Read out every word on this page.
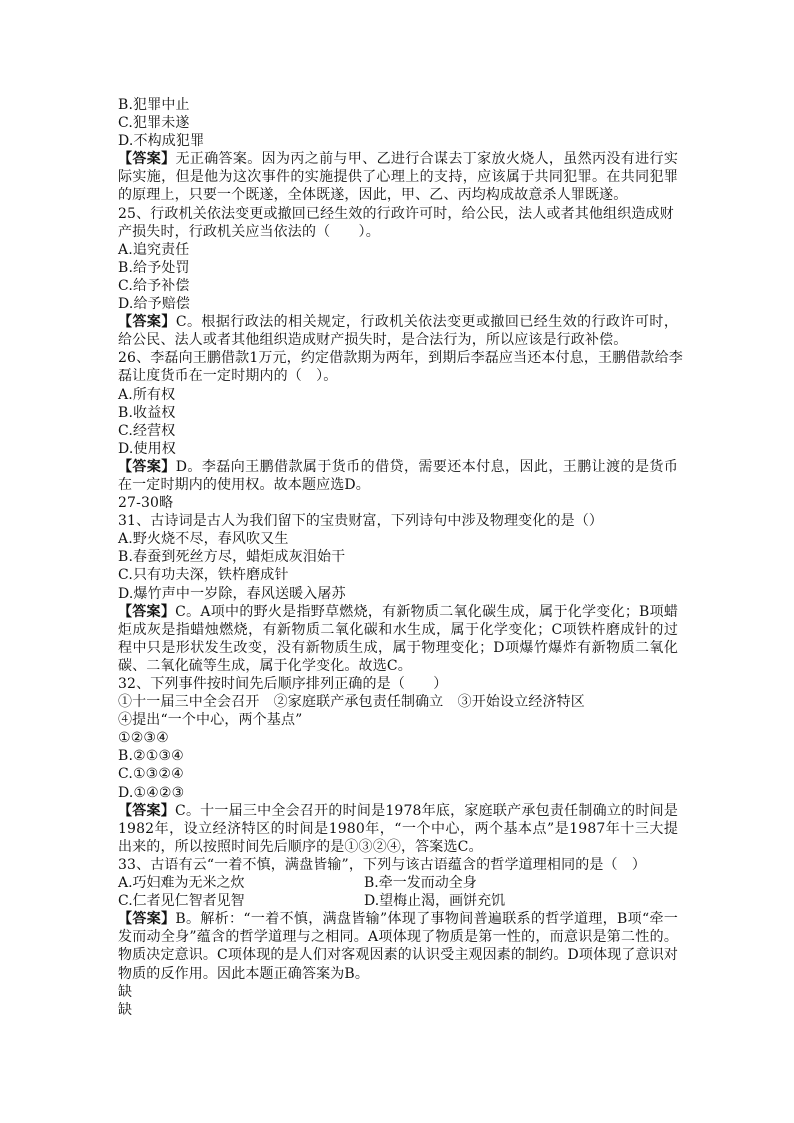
B.犯罪中止
C.犯罪未遂
D.不构成犯罪
【答案】无正确答案。因为丙之前与甲、乙进行合谋去丁家放火烧人，虽然丙没有进行实际实施，但是他为这次事件的实施提供了心理上的支持，应该属于共同犯罪。在共同犯罪的原理上，只要一个既遂，全体既遂，因此，甲、乙、丙均构成故意杀人罪既遂。
25、行政机关依法变更或撤回已经生效的行政许可时，给公民，法人或者其他组织造成财
产损失时，行政机关应当依法的（　　）。
A.追究责任
B.给予处罚
C.给予补偿
D.给予赔偿
【答案】C。根据行政法的相关规定，行政机关依法变更或撤回已经生效的行政许可时，给公民、法人或者其他组织造成财产损失时，是合法行为，所以应该是行政补偿。
26、李磊向王鹏借款1万元，约定借款期为两年，到期后李磊应当还本付息，王鹏借款给李
磊让度货币在一定时期内的（　）。
A.所有权
B.收益权
C.经营权
D.使用权
【答案】D。李磊向王鹏借款属于货币的借贷，需要还本付息，因此，王鹏让渡的是货币在一定时期内的使用权。故本题应选D。
27-30略
31、古诗词是古人为我们留下的宝贵财富，下列诗句中涉及物理变化的是（）
A.野火烧不尽，春风吹又生
B.春蚕到死丝方尽，蜡炬成灰泪始干
C.只有功夫深，铁杵磨成针
D.爆竹声中一岁除，春风送暖入屠苏
【答案】C。A项中的野火是指野草燃烧，有新物质二氧化碳生成，属于化学变化；B项蜡炬成灰是指蜡烛燃烧，有新物质二氧化碳和水生成，属于化学变化；C项铁杵磨成针的过程中只是形状发生改变，没有新物质生成，属于物理变化；D项爆竹爆炸有新物质二氧化碳、二氧化硫等生成，属于化学变化。故选C。
32、下列事件按时间先后顺序排列正确的是（　　）
①十一届三中全会召开　②家庭联产承包责任制确立　③开始设立经济特区
④提出“一个中心，两个基点”
①②③④
B.②①③④
C.①③②④
D.①④②③
【答案】C。十一届三中全会召开的时间是1978年底，家庭联产承包责任制确立的时间是1982年，设立经济特区的时间是1980年，“一个中心，两个基本点”是1987年十三大提出来的，所以按照时间先后顺序的是①③②④，答案选C。
33、古语有云“一着不慎，满盘皆输”，下列与该古语蕴含的哲学道理相同的是（　）
A.巧妇难为无米之炊	B.牵一发而动全身
C.仁者见仁智者见智	D.望梅止渴，画饼充饥
【答案】B。解析：“一着不慎，满盘皆输”体现了事物间普遍联系的哲学道理，B项“牵一发而动全身”蕴含的哲学道理与之相同。A项体现了物质是第一性的，而意识是第二性的。物质决定意识。C项体现的是人们对客观因素的认识受主观因素的制约。D项体现了意识对物质的反作用。因此本题正确答案为B。
缺
缺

──────

→ **PROBLEM TO SOLVE**
Scan the records above for the string "一着不慎", then report every line that contains it.

→ **FULL ANSWER**
33、古语有云“一着不慎，满盘皆输”，下列与该古语蕴含的哲学道理相同的是（　）
【答案】B。解析：“一着不慎，满盘皆输”体现了事物间普遍联系的哲学道理，B项“牵一发而动全身”蕴含的哲学道理与之相同。A项体现了物质是第一性的，而意识是第二性的。物质决定意识。C项体现的是人们对客观因素的认识受主观因素的制约。D项体现了意识对物质的反作用。因此本题正确答案为B。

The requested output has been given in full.